→ **Given task**
Pick out the lines in the listing below that contain the word "Union" and copy them.

========

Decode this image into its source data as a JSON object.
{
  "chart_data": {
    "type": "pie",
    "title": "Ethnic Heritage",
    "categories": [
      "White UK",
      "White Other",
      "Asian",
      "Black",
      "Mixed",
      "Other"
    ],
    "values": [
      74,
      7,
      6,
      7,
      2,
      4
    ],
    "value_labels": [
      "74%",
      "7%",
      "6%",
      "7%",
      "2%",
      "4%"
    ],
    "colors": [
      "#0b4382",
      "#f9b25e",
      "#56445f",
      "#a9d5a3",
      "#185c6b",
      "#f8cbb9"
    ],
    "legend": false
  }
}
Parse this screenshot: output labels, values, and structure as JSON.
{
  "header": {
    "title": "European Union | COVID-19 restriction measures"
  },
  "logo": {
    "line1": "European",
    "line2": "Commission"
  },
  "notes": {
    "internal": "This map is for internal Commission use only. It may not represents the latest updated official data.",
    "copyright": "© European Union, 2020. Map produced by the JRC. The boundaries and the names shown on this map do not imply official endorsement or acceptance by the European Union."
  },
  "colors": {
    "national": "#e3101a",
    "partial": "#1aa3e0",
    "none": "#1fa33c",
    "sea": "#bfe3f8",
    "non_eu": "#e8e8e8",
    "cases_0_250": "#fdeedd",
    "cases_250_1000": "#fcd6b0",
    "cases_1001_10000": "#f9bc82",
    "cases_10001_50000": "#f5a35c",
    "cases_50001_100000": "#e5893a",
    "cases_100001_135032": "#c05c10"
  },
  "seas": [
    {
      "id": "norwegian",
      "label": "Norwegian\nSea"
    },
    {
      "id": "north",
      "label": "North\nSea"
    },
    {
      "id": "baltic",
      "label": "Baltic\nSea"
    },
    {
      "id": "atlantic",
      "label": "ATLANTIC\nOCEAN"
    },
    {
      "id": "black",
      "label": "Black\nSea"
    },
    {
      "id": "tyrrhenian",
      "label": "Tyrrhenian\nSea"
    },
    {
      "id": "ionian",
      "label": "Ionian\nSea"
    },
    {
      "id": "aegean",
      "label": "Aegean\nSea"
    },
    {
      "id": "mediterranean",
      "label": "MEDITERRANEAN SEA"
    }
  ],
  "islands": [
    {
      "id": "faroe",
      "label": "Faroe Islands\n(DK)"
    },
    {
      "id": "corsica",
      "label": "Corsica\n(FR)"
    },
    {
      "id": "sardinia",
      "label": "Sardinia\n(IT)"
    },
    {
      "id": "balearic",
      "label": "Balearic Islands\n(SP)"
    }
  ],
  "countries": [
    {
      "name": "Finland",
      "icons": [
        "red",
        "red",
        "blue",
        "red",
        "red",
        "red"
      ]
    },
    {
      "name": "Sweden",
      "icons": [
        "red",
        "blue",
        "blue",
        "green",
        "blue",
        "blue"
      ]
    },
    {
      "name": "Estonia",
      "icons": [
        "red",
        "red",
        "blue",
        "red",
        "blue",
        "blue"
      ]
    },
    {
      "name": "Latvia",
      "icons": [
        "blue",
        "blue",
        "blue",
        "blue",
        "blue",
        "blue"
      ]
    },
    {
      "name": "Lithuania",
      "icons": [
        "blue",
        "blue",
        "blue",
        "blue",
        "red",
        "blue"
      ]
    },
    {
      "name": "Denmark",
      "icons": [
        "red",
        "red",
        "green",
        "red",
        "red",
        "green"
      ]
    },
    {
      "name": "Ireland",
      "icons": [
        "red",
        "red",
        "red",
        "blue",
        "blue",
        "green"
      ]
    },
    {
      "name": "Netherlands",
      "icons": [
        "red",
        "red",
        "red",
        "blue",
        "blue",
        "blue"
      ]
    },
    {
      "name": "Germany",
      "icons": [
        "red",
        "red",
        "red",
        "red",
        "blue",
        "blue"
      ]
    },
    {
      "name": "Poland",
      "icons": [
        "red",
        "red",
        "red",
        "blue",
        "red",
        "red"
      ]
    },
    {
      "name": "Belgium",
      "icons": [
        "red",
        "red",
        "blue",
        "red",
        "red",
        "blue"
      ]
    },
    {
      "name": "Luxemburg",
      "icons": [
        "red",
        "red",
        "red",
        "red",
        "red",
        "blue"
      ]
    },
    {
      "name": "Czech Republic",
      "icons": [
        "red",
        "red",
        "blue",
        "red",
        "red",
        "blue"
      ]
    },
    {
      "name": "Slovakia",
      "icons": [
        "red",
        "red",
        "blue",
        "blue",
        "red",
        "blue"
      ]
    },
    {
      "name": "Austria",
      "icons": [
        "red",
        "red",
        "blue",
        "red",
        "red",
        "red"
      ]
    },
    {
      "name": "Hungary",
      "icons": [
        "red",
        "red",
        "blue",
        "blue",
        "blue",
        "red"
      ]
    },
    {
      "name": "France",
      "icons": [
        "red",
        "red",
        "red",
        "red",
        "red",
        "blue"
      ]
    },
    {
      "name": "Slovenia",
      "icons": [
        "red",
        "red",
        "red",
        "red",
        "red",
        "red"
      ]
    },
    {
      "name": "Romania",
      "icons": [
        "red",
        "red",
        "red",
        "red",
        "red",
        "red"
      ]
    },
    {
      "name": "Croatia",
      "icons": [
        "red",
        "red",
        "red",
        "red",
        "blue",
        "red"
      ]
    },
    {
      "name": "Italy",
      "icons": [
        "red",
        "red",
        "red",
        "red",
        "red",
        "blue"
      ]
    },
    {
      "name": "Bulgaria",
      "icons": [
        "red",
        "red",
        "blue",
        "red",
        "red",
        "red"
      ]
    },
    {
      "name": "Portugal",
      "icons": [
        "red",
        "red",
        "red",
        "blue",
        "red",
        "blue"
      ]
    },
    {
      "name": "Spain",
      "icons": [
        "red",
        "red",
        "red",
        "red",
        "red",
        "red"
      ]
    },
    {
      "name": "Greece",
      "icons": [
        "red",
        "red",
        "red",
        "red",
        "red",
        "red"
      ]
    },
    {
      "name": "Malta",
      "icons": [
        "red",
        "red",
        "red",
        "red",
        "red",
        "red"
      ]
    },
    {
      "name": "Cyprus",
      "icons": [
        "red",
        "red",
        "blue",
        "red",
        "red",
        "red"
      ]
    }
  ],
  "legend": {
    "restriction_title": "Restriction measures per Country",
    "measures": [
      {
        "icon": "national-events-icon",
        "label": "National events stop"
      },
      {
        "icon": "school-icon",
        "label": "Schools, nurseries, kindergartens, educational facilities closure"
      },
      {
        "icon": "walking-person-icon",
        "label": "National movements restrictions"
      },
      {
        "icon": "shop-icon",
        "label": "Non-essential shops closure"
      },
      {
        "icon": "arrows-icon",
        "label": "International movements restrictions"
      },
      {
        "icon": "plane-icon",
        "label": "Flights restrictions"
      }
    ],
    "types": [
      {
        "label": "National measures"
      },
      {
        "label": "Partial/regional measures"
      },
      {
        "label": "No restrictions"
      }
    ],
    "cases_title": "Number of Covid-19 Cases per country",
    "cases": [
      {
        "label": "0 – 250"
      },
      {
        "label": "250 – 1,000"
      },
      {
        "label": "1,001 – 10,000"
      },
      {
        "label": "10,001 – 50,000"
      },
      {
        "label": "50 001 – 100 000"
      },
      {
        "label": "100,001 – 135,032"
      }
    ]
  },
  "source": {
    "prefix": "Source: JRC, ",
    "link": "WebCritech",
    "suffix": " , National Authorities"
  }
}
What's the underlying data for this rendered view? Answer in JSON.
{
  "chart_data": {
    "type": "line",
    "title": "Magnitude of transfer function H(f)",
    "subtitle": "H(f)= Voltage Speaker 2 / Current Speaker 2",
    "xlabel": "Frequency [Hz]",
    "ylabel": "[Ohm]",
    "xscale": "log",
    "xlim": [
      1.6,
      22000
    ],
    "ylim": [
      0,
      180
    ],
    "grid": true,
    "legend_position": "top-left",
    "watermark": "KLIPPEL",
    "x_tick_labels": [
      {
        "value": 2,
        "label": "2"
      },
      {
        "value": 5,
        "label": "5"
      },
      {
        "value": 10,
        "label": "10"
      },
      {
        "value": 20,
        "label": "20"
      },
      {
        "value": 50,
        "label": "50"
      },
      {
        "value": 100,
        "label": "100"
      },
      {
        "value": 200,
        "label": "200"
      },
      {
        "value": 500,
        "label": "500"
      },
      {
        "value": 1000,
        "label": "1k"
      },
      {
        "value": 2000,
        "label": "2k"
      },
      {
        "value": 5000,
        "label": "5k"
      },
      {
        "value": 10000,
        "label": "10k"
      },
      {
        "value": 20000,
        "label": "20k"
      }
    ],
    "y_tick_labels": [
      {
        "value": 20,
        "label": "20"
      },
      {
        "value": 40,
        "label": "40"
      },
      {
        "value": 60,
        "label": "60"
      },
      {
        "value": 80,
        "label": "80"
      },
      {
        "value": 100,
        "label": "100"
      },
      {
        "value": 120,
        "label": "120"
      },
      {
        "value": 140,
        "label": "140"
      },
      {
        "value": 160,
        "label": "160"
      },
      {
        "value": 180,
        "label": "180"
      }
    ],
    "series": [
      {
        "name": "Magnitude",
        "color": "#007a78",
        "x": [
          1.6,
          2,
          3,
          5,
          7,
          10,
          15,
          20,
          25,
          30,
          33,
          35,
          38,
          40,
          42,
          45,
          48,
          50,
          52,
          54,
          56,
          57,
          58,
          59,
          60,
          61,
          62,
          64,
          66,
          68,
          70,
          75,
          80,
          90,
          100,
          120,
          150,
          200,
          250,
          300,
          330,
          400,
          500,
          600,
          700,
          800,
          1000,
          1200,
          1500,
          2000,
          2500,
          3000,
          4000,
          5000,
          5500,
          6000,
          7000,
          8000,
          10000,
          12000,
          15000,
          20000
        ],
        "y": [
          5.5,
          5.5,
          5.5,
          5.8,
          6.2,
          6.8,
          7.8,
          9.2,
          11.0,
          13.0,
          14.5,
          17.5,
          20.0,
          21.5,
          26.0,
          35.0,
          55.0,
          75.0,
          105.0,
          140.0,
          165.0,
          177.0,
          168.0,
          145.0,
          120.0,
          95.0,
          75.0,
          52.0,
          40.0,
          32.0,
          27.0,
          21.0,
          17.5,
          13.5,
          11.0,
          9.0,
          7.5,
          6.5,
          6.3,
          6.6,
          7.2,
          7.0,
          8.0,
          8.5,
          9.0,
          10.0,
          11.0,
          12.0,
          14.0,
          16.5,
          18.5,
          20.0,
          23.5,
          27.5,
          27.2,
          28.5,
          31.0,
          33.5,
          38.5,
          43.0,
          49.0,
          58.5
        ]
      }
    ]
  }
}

========

→ **The reply**
    "title": "European Union | COVID-19 restriction measures"
    "copyright": "© European Union, 2020. Map produced by the JRC. The boundaries and the names shown on this map do not imply official endorsement or acceptance by the European Union."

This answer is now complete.